## Direction:
Using the material below, copy every line where "which" appears.

Stored records

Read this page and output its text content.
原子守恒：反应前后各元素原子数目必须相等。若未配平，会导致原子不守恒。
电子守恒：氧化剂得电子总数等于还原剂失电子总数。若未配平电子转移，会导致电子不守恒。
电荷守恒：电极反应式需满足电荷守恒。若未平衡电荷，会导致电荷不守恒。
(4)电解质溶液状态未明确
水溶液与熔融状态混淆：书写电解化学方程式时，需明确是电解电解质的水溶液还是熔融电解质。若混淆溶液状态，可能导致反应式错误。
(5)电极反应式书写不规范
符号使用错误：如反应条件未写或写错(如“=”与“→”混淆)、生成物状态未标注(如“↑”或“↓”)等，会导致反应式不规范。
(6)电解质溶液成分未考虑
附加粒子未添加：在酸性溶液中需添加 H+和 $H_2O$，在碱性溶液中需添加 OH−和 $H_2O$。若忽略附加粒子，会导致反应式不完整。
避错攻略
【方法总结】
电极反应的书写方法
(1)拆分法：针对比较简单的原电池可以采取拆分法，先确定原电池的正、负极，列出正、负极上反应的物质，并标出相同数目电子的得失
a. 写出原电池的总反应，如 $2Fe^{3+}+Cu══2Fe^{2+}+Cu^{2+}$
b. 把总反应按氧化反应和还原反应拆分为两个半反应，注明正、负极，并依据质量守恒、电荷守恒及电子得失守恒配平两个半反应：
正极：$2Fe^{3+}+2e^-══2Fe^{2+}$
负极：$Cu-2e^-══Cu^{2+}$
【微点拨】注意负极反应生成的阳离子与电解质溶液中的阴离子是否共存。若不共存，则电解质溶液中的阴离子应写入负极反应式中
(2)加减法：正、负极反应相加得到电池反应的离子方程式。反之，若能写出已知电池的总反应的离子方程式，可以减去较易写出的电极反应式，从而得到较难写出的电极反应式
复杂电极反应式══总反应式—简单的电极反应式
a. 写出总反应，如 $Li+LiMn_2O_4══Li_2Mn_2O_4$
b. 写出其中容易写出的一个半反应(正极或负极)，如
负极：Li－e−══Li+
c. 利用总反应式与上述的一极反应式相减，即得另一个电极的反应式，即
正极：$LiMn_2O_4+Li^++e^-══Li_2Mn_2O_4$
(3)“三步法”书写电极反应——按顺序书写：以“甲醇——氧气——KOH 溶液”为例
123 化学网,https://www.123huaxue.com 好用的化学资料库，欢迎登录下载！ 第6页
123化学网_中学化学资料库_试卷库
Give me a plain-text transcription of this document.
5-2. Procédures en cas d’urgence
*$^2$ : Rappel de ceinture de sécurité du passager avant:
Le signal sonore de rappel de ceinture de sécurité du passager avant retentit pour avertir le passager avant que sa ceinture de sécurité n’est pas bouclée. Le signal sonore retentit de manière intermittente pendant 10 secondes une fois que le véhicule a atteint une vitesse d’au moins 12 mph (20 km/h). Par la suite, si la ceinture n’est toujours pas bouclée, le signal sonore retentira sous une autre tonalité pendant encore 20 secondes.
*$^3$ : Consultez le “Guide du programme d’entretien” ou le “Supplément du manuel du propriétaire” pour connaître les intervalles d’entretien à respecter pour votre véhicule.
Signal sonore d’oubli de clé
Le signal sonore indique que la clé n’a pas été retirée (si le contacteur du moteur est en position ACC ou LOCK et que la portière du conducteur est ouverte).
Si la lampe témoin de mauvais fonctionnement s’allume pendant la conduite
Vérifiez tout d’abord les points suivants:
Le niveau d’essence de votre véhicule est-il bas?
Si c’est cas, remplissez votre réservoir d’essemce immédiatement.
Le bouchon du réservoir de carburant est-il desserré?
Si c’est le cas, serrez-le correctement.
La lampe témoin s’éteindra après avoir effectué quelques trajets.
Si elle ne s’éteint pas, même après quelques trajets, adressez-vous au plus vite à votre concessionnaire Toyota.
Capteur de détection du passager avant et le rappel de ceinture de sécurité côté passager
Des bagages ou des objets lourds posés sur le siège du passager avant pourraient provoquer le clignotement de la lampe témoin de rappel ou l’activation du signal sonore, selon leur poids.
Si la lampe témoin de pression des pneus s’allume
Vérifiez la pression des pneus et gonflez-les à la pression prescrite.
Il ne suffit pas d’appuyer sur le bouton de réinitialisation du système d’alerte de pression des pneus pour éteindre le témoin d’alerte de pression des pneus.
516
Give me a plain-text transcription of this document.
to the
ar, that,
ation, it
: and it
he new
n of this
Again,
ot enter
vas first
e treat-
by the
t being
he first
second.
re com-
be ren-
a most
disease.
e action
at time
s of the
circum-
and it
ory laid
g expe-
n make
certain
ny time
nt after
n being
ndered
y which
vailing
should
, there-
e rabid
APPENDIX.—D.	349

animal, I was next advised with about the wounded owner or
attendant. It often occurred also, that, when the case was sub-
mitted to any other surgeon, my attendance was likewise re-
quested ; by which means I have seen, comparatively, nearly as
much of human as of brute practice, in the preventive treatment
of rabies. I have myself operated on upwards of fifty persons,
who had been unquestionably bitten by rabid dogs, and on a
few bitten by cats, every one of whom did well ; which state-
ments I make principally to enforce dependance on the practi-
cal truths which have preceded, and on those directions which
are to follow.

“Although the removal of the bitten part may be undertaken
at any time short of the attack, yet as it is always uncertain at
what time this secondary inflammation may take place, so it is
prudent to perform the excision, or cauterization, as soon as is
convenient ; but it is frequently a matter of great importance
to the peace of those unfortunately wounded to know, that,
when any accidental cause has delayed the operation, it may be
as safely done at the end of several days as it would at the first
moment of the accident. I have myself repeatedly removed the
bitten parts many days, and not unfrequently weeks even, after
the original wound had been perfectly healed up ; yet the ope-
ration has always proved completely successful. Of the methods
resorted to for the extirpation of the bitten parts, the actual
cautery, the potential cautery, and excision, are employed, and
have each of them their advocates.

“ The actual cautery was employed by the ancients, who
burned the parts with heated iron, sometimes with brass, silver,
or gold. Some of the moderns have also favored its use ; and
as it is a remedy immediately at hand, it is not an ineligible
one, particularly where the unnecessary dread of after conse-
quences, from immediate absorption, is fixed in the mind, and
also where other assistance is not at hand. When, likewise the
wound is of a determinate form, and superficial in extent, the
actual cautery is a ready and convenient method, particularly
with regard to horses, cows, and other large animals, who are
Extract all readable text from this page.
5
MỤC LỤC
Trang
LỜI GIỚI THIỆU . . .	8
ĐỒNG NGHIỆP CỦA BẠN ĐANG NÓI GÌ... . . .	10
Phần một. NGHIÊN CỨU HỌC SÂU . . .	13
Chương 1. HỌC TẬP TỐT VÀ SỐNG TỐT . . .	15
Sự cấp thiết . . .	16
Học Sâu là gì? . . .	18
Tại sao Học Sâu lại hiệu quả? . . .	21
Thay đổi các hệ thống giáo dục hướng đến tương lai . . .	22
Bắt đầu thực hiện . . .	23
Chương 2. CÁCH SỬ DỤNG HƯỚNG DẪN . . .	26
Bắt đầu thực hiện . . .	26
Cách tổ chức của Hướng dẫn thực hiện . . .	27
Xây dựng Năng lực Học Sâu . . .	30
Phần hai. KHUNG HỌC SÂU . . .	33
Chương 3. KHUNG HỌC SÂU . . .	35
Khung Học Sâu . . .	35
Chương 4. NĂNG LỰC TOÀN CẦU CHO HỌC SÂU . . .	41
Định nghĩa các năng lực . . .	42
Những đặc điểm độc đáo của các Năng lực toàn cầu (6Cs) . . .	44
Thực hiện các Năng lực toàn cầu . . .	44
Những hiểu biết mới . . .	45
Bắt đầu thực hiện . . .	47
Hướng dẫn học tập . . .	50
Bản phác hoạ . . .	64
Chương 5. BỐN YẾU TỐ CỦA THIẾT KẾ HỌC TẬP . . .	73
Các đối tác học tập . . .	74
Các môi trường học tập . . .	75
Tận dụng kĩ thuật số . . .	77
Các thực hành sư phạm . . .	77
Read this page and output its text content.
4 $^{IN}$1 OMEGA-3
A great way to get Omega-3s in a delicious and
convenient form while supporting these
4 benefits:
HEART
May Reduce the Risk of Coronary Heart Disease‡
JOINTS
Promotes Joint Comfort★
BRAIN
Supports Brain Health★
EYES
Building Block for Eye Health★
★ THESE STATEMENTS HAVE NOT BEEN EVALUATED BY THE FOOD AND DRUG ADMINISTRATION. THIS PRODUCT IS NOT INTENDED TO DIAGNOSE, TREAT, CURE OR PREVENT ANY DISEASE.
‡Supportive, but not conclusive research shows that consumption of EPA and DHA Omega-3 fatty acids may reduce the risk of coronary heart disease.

## Answer for the task:
y which
quested ; by which means I have seen, comparatively, nearly as
few bitten by cats, every one of whom did well ; which state-
cal truths which have preceded, and on those directions which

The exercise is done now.